■ **What to produce**
Search the material for the string "Collegare" and copy each line where it occurs.

■ **Exercise material**
▼

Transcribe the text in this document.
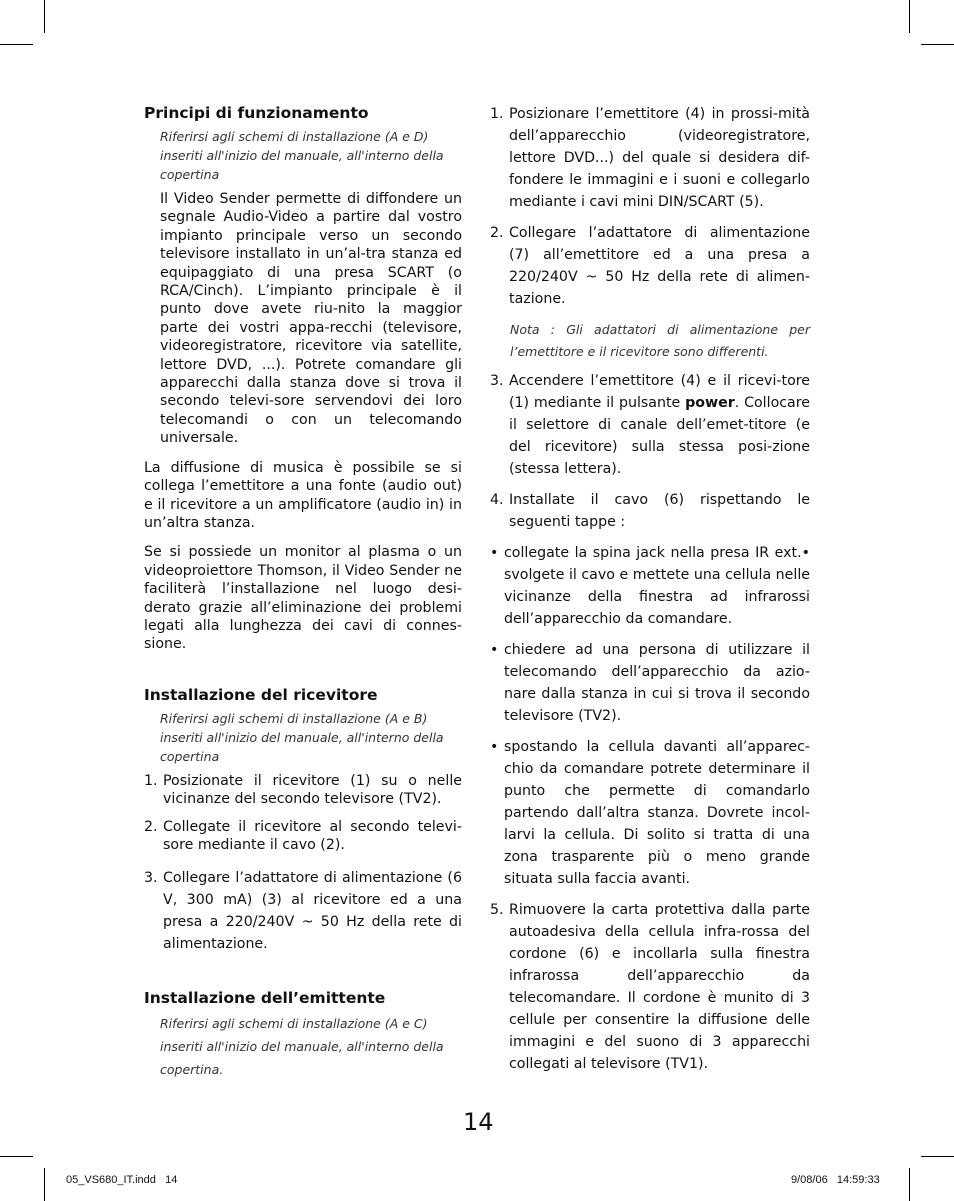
Principi di funzionamento
Riferirsi agli schemi di installazione (A e D) inseriti all'inizio del manuale, all'interno della copertina

Il Video Sender permette di diffondere un segnale Audio-Video a partire dal vostro impianto principale verso un secondo televisore installato in un’al-tra stanza ed equipaggiato di una presa SCART (o RCA/Cinch). L’impianto principale è il punto dove avete riu-nito la maggior parte dei vostri appa-recchi (televisore, videoregistratore, ricevitore via satellite, lettore DVD, ...). Potrete comandare gli apparecchi dalla stanza dove si trova il secondo televi-sore servendovi dei loro telecomandi o con un telecomando universale.

La diffusione di musica è possibile se si collega l’emettitore a una fonte (audio out) e il ricevitore a un amplificatore (audio in) in un’altra stanza.

Se si possiede un monitor al plasma o un videoproiettore Thomson, il Video Sender ne faciliterà l’installazione nel luogo desi-derato grazie all’eliminazione dei problemi legati alla lunghezza dei cavi di connes-sione.

Installazione del ricevitore
Riferirsi agli schemi di installazione (A e B) inseriti all'inizio del manuale, all'interno della copertina
1. Posizionate il ricevitore (1) su o nelle vicinanze del secondo televisore (TV2).
2. Collegate il ricevitore al secondo televi-sore mediante il cavo (2).
3. Collegare l’adattatore di alimentazione (6 V, 300 mA) (3) al ricevitore ed a una presa a 220/240V ~ 50 Hz della rete di alimentazione.
Installazione dell’emittente
Riferirsi agli schemi di installazione (A e C) inseriti all'inizio del manuale, all'interno della copertina.
1. Posizionare l’emettitore (4) in prossi-mità dell’apparecchio (videoregistratore, lettore DVD...) del quale si desidera dif-fondere le immagini e i suoni e collegarlo mediante i cavi mini DIN/SCART (5).
2. Collegare l’adattatore di alimentazione (7) all’emettitore ed a una presa a 220/240V ~ 50 Hz della rete di alimen-tazione.
Nota : Gli adattatori di alimentazione per l’emettitore e il ricevitore sono differenti.
3. Accendere l’emettitore (4) e il ricevi-tore (1) mediante il pulsante power. Collocare il selettore di canale dell’emet-titore (e del ricevitore) sulla stessa posi-zione (stessa lettera).
4. Installate il cavo (6) rispettando le seguenti tappe :
• collegate la spina jack nella presa IR ext.• svolgete il cavo e mettete una cellula nelle vicinanze della finestra ad infrarossi dell’apparecchio da comandare.
• chiedere ad una persona di utilizzare il telecomando dell’apparecchio da azio-nare dalla stanza in cui si trova il secondo televisore (TV2).
• spostando la cellula davanti all’apparec-chio da comandare potrete determinare il punto che permette di comandarlo partendo dall’altra stanza. Dovrete incol-larvi la cellula. Di solito si tratta di una zona trasparente più o meno grande situata sulla faccia avanti.
5. Rimuovere la carta protettiva dalla parte autoadesiva della cellula infra-rossa del cordone (6) e incollarla sulla finestra infrarossa dell’apparecchio da telecomandare. Il cordone è munito di 3 cellule per consentire la diffusione delle immagini e del suono di 3 apparecchi collegati al televisore (TV1).
14
05_VS680_IT.indd   14	9/08/06   14:59:33
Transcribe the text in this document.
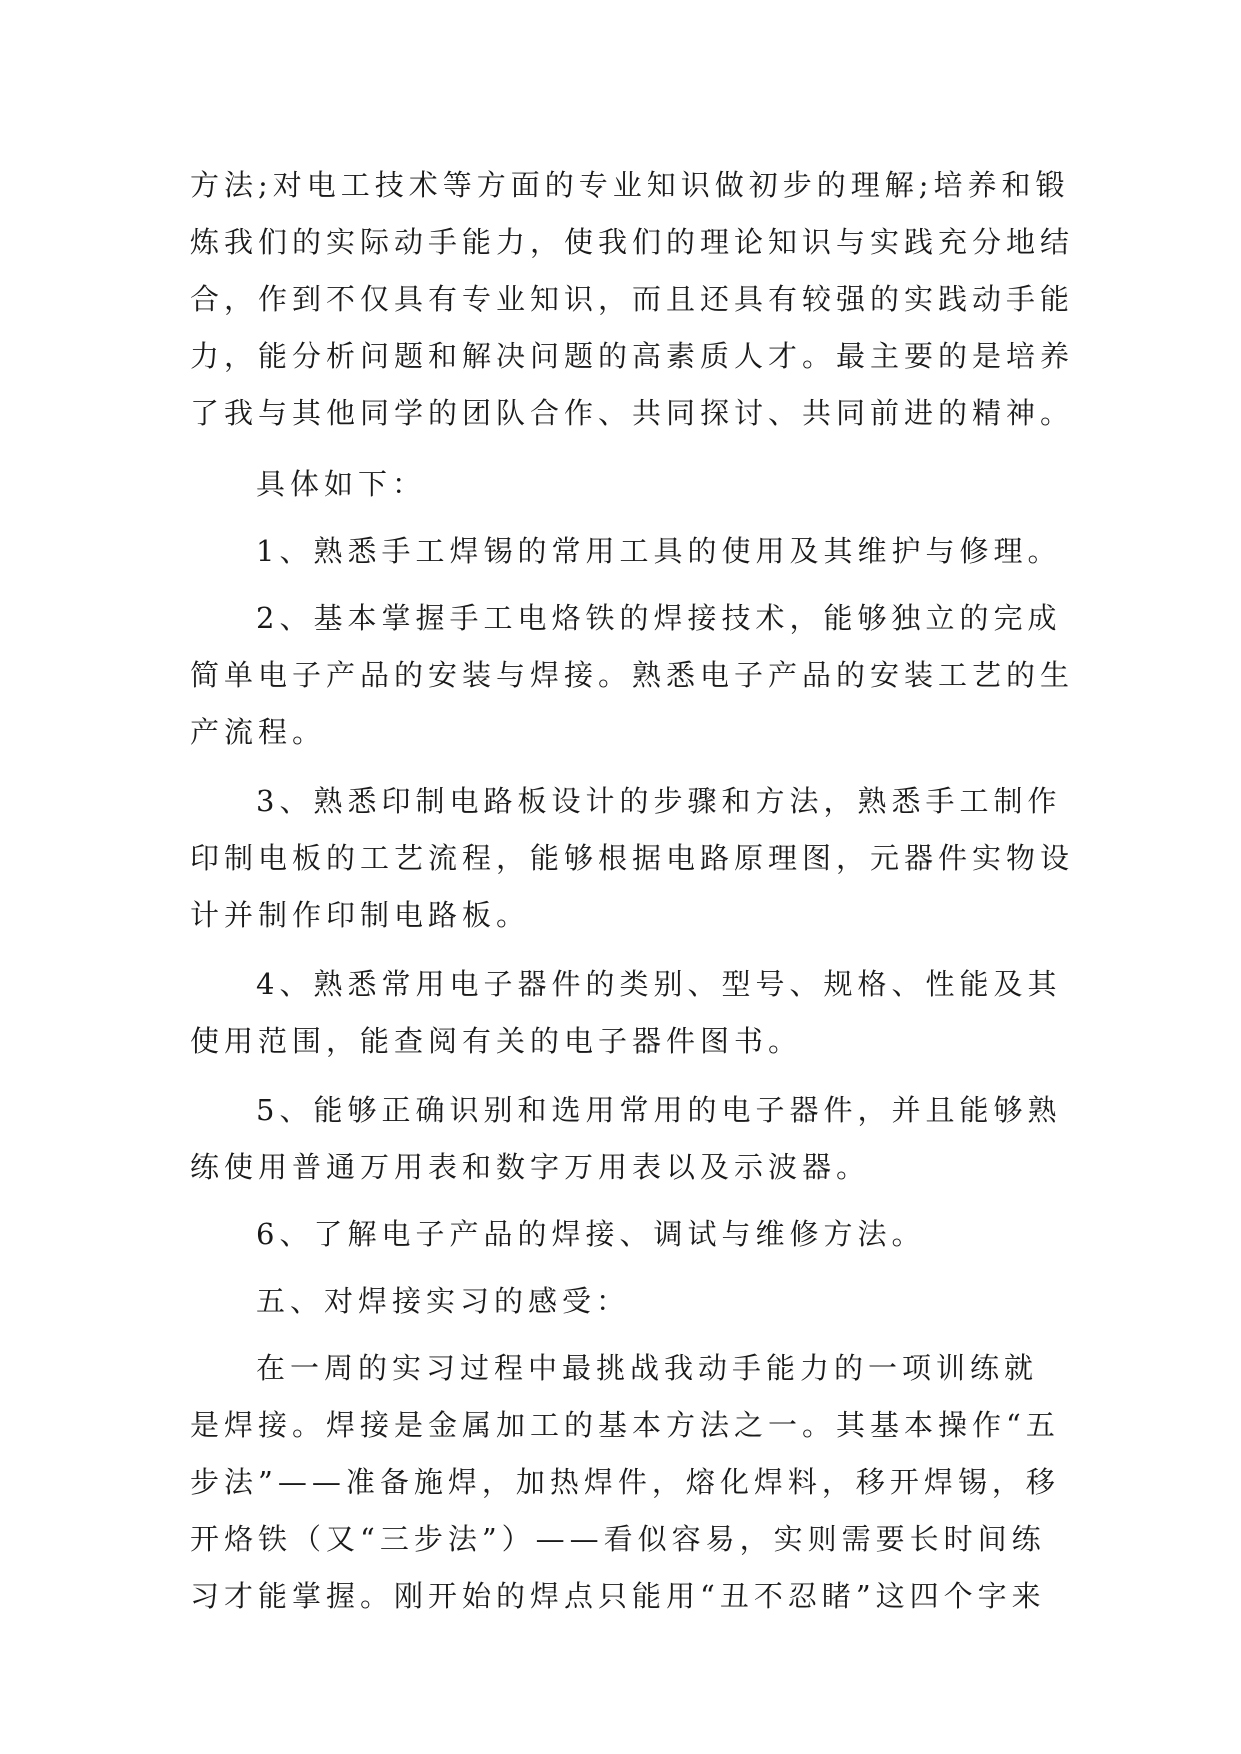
方法;对电工技术等方面的专业知识做初步的理解;培养和锻
炼我们的实际动手能力，使我们的理论知识与实践充分地结
合，作到不仅具有专业知识，而且还具有较强的实践动手能
力，能分析问题和解决问题的高素质人才。最主要的是培养
了我与其他同学的团队合作、共同探讨、共同前进的精神。
具体如下：
1、熟悉手工焊锡的常用工具的使用及其维护与修理。
2、基本掌握手工电烙铁的焊接技术，能够独立的完成
简单电子产品的安装与焊接。熟悉电子产品的安装工艺的生
产流程。
3、熟悉印制电路板设计的步骤和方法，熟悉手工制作
印制电板的工艺流程，能够根据电路原理图，元器件实物设
计并制作印制电路板。
4、熟悉常用电子器件的类别、型号、规格、性能及其
使用范围，能查阅有关的电子器件图书。
5、能够正确识别和选用常用的电子器件，并且能够熟
练使用普通万用表和数字万用表以及示波器。
6、了解电子产品的焊接、调试与维修方法。
五、对焊接实习的感受：
在一周的实习过程中最挑战我动手能力的一项训练就
是焊接。焊接是金属加工的基本方法之一。其基本操作“五
步法”——准备施焊，加热焊件，熔化焊料，移开焊锡，移
开烙铁（又“三步法”）——看似容易，实则需要长时间练
习才能掌握。刚开始的焊点只能用“丑不忍睹”这四个字来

▲

■ **Solution for this problem**
3. Collegare l’adattatore di alimentazione (6 V, 300 mA) (3) al ricevitore ed a una presa a 220/240V ~ 50 Hz della rete di alimentazione.
2. Collegare l’adattatore di alimentazione (7) all’emettitore ed a una presa a 220/240V ~ 50 Hz della rete di alimen-tazione.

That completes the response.